Dataset records
┌──

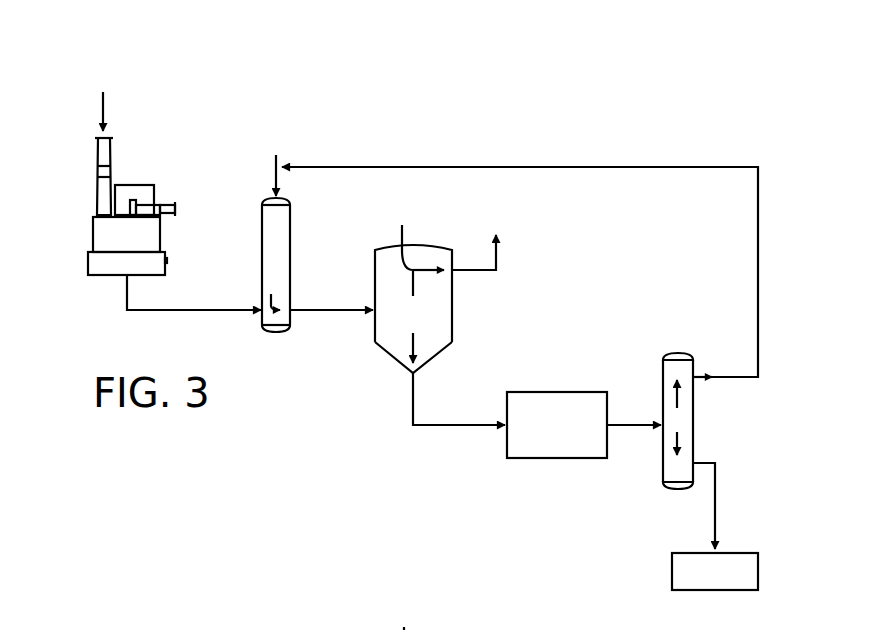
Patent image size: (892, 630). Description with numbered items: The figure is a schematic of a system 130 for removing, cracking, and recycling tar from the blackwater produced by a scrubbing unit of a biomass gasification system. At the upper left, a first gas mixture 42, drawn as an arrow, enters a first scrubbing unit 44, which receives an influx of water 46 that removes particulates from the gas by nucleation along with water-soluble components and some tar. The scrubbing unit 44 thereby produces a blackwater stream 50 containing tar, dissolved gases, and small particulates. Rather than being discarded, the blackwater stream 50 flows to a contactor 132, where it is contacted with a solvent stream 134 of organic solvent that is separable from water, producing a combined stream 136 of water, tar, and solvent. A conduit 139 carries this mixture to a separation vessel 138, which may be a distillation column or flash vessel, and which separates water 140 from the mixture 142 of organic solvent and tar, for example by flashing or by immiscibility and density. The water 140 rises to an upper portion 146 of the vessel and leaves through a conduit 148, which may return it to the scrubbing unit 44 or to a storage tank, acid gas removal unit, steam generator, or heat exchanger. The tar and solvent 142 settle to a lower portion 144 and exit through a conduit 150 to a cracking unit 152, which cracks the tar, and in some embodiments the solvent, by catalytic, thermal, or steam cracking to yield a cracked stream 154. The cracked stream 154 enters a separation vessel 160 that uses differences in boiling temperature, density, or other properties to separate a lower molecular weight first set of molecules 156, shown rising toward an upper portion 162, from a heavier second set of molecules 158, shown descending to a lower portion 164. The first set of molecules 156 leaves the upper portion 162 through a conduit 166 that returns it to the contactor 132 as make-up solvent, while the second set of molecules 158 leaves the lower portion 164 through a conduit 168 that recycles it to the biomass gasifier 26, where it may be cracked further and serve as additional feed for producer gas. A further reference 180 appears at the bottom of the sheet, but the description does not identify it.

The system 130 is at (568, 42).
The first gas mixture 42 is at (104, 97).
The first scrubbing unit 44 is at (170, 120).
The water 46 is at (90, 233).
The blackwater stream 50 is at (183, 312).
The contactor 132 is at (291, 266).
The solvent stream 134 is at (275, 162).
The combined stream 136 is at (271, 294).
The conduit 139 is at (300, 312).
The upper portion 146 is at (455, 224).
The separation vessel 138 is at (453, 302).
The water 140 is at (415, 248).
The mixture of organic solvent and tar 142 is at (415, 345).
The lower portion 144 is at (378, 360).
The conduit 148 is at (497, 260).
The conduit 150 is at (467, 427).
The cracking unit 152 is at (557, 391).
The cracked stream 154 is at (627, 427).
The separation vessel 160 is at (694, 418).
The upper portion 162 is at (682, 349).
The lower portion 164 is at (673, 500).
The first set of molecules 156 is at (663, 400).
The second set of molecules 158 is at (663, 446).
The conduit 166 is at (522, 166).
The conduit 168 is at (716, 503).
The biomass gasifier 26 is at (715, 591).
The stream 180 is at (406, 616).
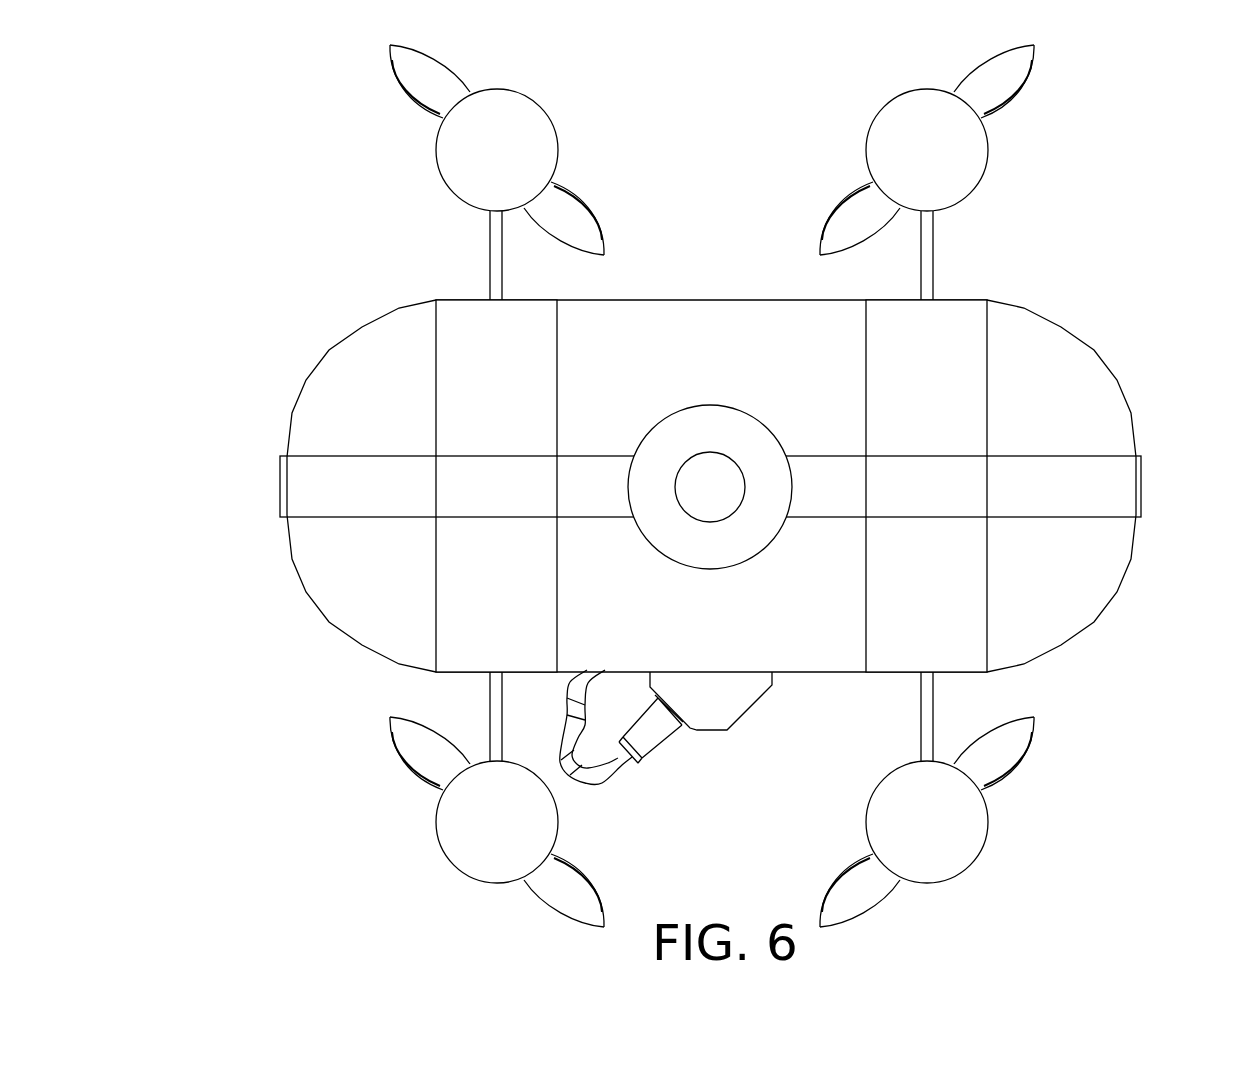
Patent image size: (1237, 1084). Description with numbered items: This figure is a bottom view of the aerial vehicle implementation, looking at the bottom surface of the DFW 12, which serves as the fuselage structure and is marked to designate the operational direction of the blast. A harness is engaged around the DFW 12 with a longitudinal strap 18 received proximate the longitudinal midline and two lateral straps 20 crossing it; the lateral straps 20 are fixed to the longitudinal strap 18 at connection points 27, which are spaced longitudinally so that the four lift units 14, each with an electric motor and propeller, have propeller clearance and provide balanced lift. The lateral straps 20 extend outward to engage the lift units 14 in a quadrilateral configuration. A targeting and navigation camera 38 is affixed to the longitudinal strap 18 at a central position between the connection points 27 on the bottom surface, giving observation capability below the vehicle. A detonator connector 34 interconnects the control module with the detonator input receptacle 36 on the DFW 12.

└──
┌──

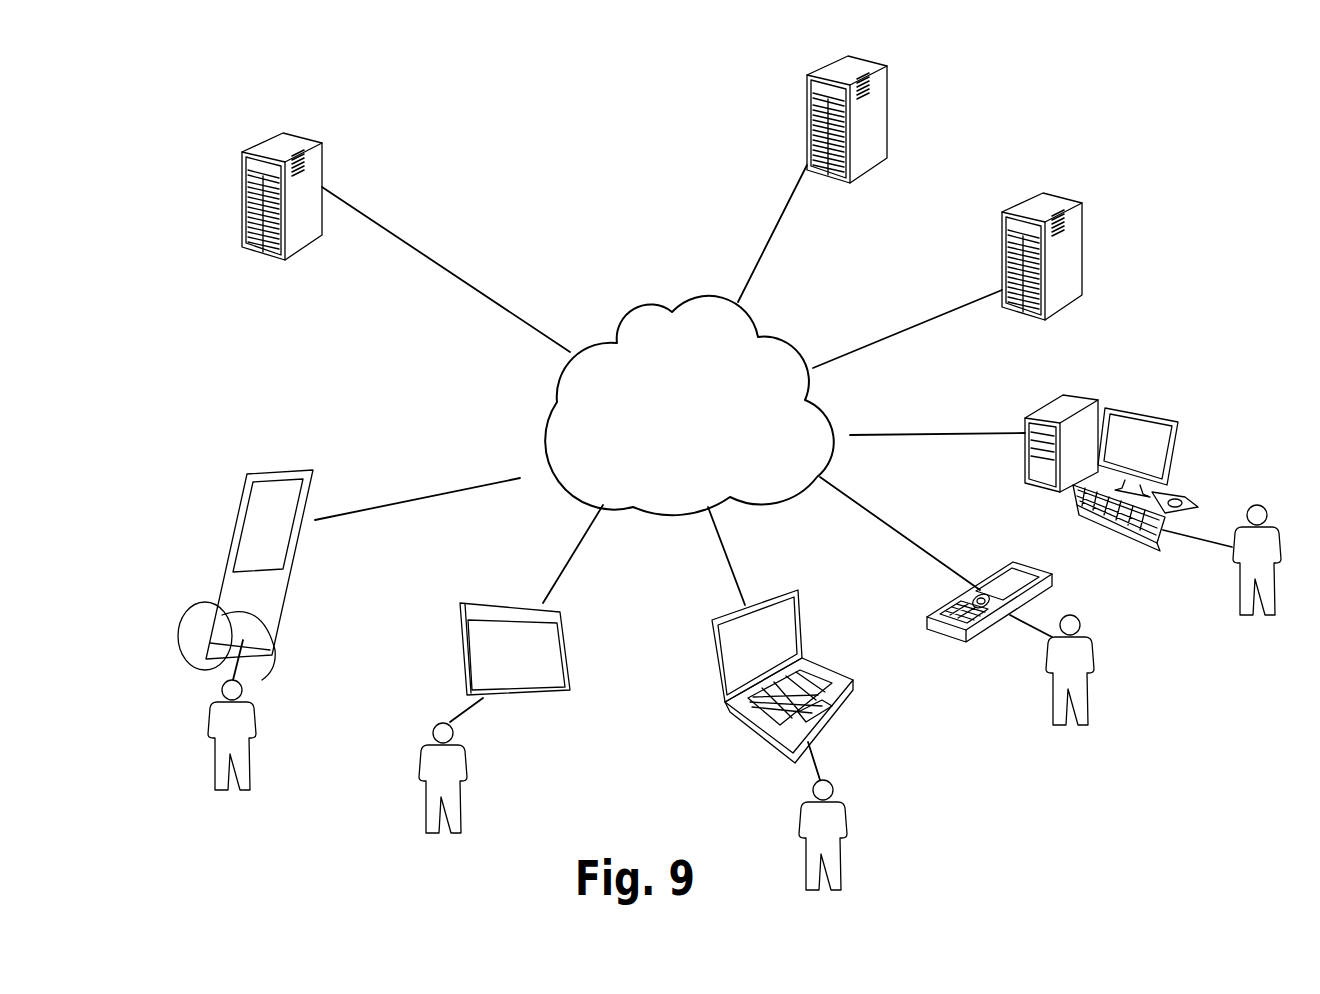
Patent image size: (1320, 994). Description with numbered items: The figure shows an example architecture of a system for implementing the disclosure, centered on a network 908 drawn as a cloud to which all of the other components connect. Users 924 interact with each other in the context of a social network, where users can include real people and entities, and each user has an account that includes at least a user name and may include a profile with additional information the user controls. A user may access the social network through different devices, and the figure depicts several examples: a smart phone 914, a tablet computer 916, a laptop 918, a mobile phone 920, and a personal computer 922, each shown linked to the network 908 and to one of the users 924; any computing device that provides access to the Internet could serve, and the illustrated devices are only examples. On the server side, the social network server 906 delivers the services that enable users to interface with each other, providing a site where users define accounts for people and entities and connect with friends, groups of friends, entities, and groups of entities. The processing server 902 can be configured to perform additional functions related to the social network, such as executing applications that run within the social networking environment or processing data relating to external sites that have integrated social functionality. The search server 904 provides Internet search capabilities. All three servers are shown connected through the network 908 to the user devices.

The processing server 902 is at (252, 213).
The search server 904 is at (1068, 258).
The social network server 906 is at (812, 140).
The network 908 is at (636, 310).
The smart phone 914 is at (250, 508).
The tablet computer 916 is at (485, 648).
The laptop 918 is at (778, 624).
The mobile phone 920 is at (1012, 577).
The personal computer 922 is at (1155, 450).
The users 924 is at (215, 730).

└──
┌──

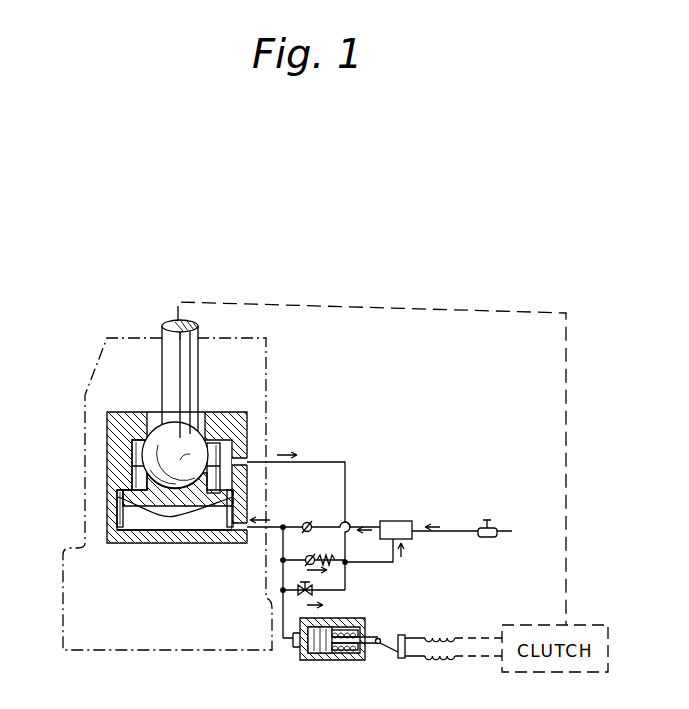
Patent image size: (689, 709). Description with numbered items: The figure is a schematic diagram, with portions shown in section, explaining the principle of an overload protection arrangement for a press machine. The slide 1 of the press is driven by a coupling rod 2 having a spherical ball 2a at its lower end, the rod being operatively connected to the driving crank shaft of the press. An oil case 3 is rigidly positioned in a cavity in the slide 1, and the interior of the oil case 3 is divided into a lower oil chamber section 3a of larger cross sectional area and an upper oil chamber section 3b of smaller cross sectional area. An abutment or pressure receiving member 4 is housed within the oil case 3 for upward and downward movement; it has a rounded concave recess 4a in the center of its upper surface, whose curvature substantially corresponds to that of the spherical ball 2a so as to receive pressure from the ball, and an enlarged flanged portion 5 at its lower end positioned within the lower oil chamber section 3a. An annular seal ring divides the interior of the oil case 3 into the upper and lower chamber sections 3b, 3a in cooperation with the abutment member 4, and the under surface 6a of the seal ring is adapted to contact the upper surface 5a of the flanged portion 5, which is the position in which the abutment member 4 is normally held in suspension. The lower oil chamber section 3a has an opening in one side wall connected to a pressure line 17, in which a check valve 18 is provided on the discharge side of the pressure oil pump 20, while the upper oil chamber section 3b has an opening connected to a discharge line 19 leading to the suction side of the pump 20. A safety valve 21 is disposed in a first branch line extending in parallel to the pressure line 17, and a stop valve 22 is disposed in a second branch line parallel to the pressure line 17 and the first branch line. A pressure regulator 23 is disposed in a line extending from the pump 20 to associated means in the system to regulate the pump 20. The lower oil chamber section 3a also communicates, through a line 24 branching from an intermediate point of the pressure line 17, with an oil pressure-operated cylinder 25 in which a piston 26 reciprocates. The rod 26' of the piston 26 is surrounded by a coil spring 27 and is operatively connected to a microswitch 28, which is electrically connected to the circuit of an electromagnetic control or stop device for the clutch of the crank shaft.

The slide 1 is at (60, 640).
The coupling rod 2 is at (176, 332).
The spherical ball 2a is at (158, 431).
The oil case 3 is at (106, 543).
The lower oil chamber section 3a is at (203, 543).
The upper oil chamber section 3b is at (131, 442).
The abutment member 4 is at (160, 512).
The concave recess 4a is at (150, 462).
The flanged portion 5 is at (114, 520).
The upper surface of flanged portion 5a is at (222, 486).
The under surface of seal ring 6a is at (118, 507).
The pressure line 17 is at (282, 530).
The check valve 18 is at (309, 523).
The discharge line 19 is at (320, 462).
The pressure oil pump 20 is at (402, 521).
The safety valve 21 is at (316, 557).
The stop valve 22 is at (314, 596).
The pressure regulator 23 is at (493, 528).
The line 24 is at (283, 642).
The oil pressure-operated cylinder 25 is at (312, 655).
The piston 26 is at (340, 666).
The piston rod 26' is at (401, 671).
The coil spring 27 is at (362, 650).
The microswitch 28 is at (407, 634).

└──

• [What the task requires]
Count the lines in the records that contain the word "personal", treating uppercase and lowercase as different, and give only that number.

• [Written solution]
2